*BRIEF*
From the listing below, extract every line containing "Socialtjänstavdelningen".

*PROVIDED RECORDS*
++++++++
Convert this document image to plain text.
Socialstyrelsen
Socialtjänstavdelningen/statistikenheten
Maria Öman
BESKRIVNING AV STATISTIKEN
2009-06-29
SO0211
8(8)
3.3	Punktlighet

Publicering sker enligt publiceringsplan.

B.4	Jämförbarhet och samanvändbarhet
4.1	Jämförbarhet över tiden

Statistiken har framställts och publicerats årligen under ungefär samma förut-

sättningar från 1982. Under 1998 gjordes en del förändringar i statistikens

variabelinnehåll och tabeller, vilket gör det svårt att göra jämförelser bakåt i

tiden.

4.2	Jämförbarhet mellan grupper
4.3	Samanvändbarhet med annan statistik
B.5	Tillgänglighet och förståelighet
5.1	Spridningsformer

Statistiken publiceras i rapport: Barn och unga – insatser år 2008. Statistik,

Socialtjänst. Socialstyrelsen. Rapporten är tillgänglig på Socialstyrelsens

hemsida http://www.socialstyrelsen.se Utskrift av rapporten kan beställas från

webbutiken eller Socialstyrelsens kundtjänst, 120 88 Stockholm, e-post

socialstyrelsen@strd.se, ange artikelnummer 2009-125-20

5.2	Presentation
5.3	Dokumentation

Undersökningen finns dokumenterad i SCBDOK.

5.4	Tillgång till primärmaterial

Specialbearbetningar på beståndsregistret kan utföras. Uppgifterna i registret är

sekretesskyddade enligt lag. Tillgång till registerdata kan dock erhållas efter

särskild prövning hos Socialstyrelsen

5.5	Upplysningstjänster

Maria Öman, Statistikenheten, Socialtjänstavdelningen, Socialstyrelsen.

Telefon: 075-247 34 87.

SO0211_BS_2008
++++++++
*PROBLEM SOLUTION*
Socialtjänstavdelningen/statistikenheten
Maria Öman, Statistikenheten, Socialtjänstavdelningen, Socialstyrelsen.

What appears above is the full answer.